──────── MATERIAL PROVIDED

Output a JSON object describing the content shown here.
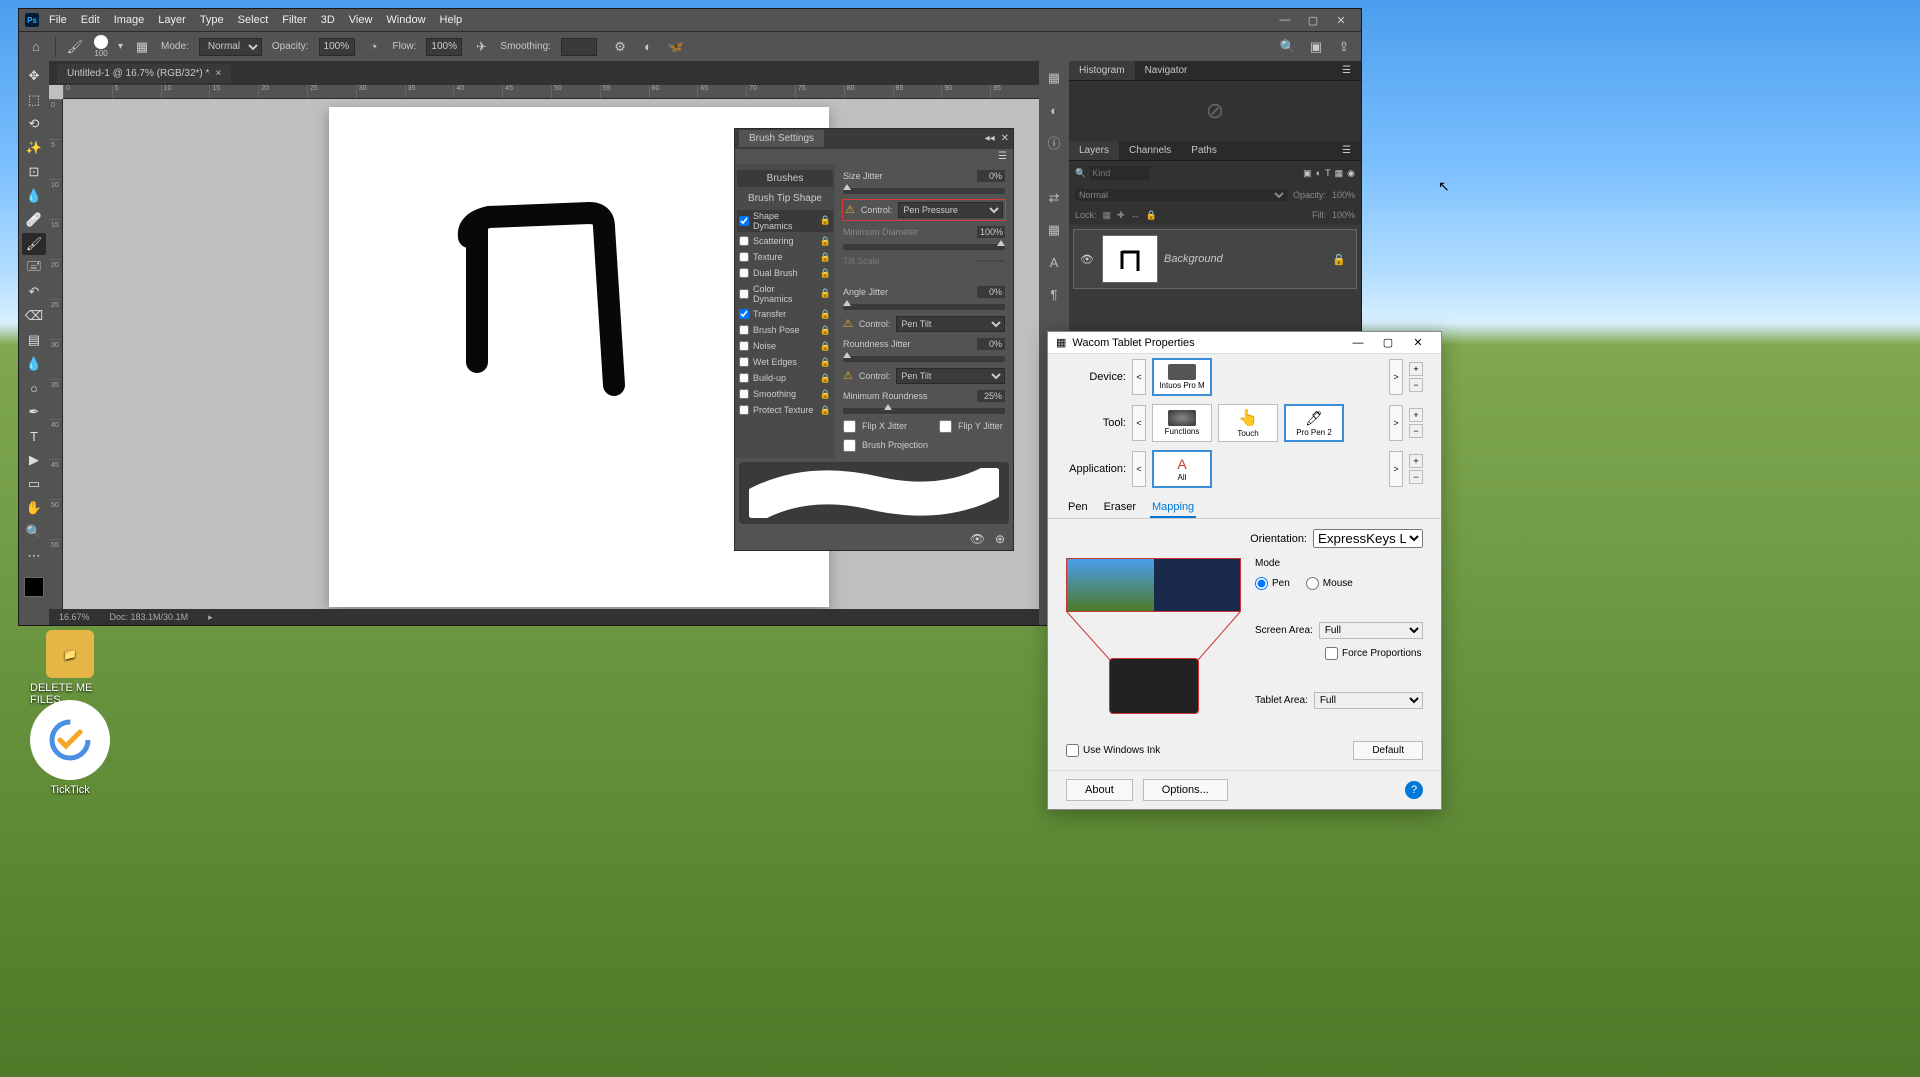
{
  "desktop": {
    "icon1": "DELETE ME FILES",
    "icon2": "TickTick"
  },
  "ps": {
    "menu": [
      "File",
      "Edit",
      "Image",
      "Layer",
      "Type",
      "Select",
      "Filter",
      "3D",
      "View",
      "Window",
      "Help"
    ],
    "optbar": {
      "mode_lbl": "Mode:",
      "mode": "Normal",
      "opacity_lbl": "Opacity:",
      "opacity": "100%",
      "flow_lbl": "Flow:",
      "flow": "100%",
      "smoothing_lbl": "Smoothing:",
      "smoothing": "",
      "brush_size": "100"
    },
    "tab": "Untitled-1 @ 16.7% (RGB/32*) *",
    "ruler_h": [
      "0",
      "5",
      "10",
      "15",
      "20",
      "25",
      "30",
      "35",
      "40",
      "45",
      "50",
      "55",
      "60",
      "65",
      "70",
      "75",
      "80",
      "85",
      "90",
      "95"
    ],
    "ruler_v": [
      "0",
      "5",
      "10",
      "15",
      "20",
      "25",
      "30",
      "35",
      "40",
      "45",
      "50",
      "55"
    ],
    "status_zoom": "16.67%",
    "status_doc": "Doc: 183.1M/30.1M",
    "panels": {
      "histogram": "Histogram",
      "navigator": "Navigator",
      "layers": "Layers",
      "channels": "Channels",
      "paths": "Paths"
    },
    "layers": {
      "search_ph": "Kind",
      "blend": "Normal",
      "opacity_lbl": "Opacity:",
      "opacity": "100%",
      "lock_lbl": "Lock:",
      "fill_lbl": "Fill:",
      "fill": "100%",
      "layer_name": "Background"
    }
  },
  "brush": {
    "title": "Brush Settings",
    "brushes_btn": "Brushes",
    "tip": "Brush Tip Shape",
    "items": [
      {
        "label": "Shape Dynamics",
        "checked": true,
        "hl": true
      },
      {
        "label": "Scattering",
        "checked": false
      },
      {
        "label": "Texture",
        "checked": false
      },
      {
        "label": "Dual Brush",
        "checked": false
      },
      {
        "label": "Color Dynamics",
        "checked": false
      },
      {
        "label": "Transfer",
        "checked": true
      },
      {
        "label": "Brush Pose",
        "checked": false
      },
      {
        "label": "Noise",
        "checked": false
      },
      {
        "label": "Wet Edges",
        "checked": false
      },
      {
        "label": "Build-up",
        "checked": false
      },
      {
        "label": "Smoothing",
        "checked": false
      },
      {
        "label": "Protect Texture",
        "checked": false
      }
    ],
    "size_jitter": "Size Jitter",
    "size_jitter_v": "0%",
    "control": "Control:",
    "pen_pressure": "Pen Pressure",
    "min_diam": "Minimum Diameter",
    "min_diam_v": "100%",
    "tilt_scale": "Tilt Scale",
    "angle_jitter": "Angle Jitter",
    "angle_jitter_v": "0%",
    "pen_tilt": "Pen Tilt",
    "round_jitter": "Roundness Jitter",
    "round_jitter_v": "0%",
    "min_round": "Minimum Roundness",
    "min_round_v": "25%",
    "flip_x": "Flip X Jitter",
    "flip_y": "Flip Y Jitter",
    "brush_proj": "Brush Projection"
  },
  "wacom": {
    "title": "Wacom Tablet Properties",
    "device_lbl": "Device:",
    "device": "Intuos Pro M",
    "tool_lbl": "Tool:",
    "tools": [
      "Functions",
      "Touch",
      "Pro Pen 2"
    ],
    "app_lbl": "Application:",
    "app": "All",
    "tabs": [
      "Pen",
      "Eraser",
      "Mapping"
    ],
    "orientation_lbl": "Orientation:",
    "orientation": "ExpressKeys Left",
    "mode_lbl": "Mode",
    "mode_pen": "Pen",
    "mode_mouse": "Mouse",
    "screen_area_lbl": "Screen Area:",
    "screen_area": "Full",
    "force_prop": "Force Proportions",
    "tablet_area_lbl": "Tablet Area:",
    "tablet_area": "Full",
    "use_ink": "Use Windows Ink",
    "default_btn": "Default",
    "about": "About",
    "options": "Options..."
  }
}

────────────────
──────── MATERIAL PROVIDED

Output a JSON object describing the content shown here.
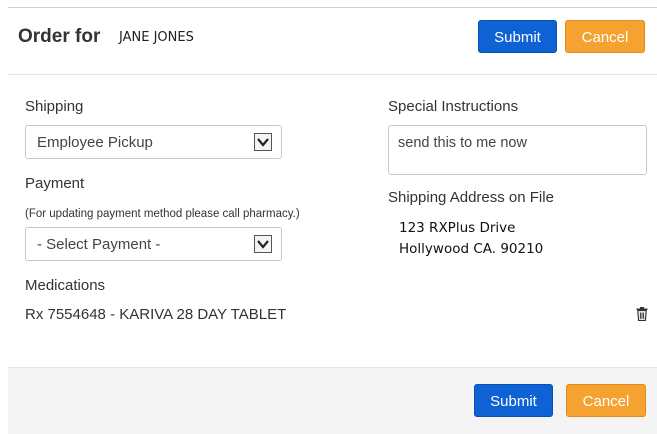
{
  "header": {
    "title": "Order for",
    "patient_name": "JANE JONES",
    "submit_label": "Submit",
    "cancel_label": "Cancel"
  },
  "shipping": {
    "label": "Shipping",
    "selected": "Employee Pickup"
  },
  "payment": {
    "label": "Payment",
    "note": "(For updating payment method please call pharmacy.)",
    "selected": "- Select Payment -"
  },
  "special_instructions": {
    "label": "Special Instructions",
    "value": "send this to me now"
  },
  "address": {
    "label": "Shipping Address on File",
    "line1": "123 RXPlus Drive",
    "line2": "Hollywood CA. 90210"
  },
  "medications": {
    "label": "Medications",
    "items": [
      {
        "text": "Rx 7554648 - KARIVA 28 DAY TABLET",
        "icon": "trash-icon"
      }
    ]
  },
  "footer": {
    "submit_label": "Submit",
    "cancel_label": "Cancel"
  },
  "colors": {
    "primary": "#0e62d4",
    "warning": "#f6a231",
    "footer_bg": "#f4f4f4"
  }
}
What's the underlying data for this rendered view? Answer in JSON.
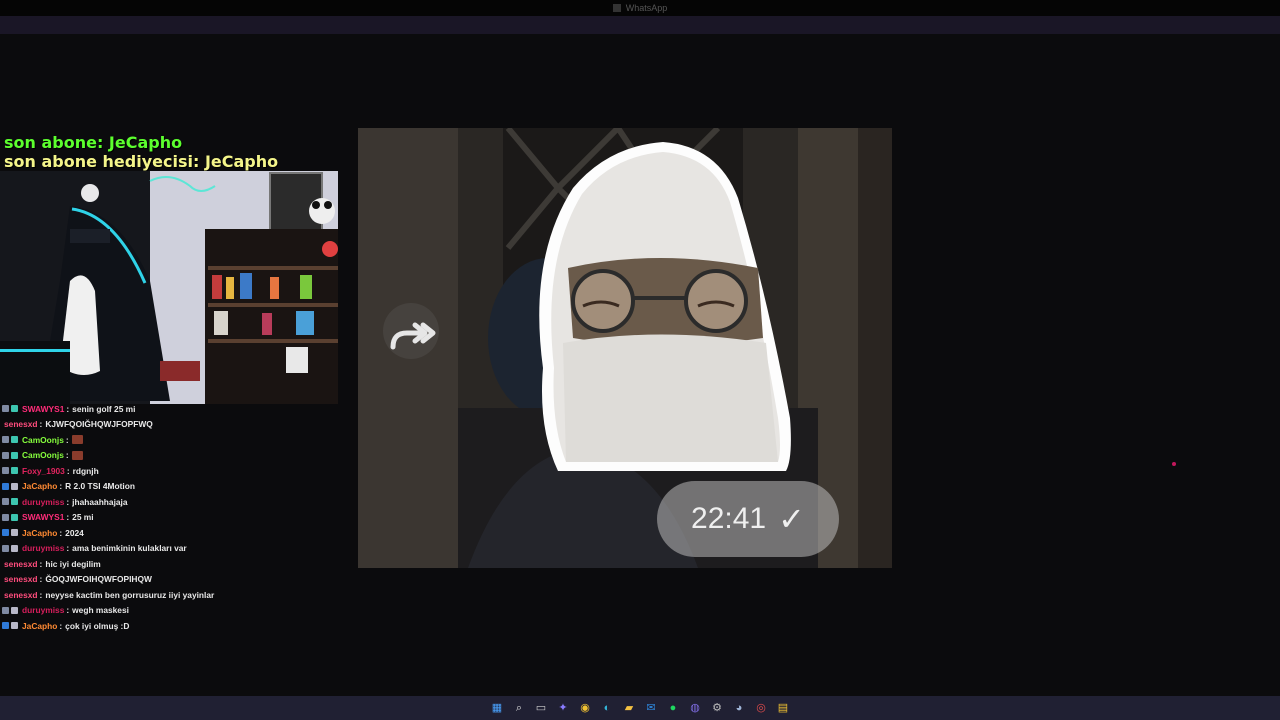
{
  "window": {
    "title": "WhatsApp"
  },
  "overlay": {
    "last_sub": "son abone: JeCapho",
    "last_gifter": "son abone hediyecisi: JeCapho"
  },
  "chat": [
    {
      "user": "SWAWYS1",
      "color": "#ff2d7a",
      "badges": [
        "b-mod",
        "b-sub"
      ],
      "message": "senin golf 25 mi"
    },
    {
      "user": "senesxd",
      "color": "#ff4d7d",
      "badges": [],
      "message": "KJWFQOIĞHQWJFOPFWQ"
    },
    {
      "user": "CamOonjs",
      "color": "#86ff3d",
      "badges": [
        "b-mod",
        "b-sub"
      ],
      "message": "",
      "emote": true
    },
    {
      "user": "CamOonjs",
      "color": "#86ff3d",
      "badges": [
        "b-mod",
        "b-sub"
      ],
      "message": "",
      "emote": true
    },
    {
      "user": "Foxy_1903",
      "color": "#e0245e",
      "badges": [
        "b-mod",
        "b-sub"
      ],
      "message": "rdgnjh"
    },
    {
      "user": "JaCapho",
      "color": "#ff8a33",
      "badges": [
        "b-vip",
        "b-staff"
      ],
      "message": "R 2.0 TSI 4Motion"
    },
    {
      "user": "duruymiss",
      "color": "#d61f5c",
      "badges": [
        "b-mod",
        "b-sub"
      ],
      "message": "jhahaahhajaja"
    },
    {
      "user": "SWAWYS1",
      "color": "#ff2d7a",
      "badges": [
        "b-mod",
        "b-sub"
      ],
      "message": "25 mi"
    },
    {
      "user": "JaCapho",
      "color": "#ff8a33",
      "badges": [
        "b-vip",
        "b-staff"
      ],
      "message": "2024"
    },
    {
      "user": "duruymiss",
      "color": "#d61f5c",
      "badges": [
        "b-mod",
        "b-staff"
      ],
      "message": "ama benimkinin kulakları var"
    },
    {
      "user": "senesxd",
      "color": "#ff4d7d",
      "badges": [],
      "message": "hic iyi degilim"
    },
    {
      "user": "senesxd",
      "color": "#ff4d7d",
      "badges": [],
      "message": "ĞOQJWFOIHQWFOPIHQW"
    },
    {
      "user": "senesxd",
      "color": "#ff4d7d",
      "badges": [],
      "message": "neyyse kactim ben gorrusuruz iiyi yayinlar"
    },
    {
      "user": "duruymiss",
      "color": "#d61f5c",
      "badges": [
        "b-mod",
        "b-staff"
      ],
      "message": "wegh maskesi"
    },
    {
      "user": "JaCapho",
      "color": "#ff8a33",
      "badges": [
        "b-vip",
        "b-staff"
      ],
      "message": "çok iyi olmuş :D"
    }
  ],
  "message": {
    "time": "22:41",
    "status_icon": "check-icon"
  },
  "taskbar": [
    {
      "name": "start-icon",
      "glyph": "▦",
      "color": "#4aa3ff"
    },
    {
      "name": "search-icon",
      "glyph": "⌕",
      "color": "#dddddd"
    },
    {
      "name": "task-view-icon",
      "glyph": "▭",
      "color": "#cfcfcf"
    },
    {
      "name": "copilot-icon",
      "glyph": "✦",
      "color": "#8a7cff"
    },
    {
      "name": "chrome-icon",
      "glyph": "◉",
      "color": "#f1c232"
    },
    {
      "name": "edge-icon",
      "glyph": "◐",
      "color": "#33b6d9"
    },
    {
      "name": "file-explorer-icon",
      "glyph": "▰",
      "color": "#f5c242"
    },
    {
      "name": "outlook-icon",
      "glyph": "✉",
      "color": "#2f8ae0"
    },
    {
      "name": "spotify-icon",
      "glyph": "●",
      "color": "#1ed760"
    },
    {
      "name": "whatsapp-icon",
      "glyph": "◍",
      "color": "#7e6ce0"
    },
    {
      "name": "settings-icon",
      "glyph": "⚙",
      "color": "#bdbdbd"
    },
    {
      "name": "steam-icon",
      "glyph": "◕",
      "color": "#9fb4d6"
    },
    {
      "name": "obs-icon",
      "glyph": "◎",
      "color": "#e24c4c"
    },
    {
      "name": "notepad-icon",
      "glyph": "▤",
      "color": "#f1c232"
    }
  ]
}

────────────────

*WHAT YOU WILL DO:* Looking at the records above, count the lines where the word "JeCapho" appears. State only the number.

*FINAL ANSWER:* 2